- **Given instruction**
Go through the records and extract every line with the word "nakazuje".

- **Source records**

++++++++++

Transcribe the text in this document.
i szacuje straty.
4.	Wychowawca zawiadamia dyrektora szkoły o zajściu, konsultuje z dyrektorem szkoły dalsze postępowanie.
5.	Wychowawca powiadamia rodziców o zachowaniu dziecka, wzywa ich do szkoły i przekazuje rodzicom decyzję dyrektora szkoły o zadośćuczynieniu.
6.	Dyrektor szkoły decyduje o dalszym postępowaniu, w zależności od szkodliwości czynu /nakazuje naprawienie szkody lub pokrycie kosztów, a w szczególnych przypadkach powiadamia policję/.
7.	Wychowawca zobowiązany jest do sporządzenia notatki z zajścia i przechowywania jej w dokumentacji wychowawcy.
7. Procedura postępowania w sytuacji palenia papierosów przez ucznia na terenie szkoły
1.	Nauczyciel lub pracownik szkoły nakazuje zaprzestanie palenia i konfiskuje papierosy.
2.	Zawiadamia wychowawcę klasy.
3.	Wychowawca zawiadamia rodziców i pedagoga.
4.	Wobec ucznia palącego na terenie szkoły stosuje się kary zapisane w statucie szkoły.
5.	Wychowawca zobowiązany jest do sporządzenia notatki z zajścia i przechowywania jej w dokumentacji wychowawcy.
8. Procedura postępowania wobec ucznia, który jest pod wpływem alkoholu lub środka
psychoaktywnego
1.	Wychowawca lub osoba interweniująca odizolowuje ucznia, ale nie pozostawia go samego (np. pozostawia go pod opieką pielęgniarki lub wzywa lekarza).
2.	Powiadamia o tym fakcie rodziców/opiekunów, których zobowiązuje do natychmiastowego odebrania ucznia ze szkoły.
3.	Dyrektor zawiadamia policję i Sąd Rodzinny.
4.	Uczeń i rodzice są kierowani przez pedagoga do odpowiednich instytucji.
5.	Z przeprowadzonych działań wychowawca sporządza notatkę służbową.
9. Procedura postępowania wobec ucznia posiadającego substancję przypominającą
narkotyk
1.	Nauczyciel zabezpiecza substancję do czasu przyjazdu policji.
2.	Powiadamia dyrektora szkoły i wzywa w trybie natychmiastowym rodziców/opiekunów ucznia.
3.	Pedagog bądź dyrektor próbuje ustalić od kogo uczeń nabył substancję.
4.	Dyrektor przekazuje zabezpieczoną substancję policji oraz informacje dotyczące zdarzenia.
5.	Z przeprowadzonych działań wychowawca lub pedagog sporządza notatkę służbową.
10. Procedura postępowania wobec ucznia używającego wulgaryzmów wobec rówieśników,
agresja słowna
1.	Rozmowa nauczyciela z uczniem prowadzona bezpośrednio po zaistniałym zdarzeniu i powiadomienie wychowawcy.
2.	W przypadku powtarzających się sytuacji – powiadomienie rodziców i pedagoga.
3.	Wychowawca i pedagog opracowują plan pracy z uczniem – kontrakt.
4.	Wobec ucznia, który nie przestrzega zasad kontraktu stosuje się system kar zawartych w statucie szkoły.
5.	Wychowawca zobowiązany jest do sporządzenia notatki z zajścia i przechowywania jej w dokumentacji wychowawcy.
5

++++++++++

- **Exercise output**
6.	Dyrektor szkoły decyduje o dalszym postępowaniu, w zależności od szkodliwości czynu /nakazuje naprawienie szkody lub pokrycie kosztów, a w szczególnych przypadkach powiadamia policję/.
1.	Nauczyciel lub pracownik szkoły nakazuje zaprzestanie palenia i konfiskuje papierosy.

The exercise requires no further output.